§ Exercise requirements
In the listing below, find each line with the string "Results" and return it.

§ Supplied material
####
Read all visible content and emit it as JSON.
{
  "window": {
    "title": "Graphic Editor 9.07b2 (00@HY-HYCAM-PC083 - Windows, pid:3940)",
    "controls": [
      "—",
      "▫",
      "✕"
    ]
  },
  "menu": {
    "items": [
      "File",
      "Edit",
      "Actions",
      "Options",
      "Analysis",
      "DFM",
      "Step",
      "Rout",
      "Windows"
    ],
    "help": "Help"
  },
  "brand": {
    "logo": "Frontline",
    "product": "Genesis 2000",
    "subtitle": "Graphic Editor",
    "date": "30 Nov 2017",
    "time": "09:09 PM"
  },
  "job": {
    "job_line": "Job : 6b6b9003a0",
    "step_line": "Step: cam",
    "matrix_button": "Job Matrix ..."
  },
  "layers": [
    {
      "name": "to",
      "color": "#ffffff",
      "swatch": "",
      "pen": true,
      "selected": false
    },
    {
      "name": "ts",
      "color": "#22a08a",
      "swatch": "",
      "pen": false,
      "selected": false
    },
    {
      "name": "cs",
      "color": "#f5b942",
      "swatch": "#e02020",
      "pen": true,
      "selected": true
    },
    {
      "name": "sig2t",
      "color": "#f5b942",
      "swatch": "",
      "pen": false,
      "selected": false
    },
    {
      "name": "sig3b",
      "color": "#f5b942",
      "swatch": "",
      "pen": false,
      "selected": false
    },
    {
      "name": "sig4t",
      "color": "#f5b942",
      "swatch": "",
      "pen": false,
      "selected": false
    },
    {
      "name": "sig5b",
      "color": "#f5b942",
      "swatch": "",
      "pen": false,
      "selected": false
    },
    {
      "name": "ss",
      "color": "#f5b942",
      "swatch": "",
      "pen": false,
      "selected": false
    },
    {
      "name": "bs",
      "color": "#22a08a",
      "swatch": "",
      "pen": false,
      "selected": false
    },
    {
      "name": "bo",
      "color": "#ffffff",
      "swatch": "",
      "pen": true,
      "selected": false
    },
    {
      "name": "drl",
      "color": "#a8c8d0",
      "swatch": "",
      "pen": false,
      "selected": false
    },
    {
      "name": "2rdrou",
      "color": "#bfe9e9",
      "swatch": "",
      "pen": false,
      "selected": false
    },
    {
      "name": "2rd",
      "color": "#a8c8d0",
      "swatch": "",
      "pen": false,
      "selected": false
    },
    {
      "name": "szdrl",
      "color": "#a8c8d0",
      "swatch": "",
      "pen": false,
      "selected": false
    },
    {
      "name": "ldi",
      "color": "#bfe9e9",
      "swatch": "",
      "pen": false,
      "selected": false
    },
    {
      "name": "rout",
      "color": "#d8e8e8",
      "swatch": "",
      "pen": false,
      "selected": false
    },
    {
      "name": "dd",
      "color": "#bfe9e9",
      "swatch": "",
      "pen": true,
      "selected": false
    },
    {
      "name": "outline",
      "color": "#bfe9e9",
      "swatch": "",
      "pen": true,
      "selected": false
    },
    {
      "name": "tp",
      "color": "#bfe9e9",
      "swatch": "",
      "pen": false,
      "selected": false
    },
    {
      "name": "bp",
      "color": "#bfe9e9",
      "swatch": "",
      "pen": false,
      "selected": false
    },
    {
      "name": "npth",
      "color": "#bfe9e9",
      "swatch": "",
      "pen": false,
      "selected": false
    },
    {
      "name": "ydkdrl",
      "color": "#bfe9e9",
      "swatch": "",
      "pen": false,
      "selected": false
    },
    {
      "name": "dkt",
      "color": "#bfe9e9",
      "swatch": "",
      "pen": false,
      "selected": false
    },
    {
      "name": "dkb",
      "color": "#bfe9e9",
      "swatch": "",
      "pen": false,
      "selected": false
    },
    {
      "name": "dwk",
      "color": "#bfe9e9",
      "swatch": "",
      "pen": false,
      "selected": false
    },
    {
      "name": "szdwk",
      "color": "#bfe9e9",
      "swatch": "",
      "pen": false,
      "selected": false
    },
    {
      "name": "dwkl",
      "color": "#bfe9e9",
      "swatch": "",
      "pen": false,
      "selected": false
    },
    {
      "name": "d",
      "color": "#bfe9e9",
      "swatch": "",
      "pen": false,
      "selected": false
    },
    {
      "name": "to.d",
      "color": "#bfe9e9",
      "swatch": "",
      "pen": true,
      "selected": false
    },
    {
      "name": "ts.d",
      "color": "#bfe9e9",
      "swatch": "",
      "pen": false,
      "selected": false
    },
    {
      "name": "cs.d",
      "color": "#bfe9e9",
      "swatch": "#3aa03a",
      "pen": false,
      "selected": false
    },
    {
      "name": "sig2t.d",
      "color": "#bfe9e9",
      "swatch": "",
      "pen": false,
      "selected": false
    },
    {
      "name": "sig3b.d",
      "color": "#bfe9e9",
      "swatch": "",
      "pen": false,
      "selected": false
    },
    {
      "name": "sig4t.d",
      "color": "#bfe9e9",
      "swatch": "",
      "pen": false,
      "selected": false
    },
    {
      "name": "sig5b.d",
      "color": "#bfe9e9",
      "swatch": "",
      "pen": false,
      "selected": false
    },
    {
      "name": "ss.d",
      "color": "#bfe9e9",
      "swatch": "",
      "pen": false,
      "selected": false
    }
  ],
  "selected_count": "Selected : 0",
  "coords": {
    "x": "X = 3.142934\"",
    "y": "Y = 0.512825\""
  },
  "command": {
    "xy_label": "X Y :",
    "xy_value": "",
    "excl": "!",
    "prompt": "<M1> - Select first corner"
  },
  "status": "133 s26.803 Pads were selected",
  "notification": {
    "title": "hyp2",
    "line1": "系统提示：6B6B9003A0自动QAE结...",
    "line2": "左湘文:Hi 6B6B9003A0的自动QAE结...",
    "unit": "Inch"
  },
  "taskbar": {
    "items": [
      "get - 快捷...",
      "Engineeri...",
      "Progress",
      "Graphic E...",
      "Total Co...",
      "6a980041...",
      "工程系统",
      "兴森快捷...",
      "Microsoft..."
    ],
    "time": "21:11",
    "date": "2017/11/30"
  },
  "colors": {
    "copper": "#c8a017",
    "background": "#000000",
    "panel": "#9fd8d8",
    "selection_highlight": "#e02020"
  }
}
####
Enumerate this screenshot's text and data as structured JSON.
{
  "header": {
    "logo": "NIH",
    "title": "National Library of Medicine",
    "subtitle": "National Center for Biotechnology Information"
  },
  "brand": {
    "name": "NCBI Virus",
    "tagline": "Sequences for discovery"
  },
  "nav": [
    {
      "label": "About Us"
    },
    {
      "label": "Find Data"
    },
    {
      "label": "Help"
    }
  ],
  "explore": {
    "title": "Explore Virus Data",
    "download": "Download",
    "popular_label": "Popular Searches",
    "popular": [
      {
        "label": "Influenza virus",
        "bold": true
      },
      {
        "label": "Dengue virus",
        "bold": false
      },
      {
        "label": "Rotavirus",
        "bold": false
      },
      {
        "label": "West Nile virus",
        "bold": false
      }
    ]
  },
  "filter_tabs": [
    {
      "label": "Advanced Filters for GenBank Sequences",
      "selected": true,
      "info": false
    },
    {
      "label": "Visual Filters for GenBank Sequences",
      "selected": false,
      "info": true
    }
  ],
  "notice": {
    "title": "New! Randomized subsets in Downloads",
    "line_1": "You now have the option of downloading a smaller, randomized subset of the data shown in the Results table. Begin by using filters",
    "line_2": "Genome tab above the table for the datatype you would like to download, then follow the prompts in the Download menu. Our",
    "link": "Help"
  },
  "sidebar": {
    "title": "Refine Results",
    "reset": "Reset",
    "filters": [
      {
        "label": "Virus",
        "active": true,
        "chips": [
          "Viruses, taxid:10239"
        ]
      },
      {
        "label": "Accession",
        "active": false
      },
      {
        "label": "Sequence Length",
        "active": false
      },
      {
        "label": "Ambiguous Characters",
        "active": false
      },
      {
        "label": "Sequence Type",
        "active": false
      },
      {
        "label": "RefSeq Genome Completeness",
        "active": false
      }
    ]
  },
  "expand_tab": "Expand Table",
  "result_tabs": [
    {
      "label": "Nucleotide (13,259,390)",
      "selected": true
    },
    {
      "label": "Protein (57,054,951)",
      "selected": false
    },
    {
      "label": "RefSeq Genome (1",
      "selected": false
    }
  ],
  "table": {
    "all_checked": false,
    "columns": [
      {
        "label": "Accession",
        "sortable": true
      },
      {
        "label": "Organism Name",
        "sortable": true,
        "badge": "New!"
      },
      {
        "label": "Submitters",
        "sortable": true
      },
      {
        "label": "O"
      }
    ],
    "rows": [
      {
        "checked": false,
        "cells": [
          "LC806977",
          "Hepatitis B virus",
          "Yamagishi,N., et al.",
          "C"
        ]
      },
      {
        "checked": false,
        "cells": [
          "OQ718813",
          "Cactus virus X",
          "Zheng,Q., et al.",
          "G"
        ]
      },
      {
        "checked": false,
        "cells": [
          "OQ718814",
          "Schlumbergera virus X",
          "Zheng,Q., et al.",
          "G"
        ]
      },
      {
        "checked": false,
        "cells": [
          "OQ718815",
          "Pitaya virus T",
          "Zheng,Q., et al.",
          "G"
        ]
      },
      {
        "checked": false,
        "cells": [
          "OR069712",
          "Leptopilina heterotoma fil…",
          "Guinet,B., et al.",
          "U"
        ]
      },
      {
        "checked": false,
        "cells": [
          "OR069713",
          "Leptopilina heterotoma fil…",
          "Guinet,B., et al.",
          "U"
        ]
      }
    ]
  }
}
####
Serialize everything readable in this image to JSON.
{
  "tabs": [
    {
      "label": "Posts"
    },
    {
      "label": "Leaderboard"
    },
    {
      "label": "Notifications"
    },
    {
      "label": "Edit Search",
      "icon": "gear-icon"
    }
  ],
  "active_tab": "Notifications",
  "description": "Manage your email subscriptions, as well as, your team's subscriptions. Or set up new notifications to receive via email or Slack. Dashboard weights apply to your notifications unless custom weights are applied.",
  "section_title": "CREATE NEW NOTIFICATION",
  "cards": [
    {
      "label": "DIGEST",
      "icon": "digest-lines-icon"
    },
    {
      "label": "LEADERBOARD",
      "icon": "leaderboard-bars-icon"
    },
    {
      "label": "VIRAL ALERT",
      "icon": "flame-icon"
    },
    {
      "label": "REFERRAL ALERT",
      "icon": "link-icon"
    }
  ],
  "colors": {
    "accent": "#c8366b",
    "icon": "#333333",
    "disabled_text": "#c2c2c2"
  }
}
####
§ Written answer
    "line_1": "You now have the option of downloading a smaller, randomized subset of the data shown in the Results table. Begin by using filters",
    "title": "Refine Results",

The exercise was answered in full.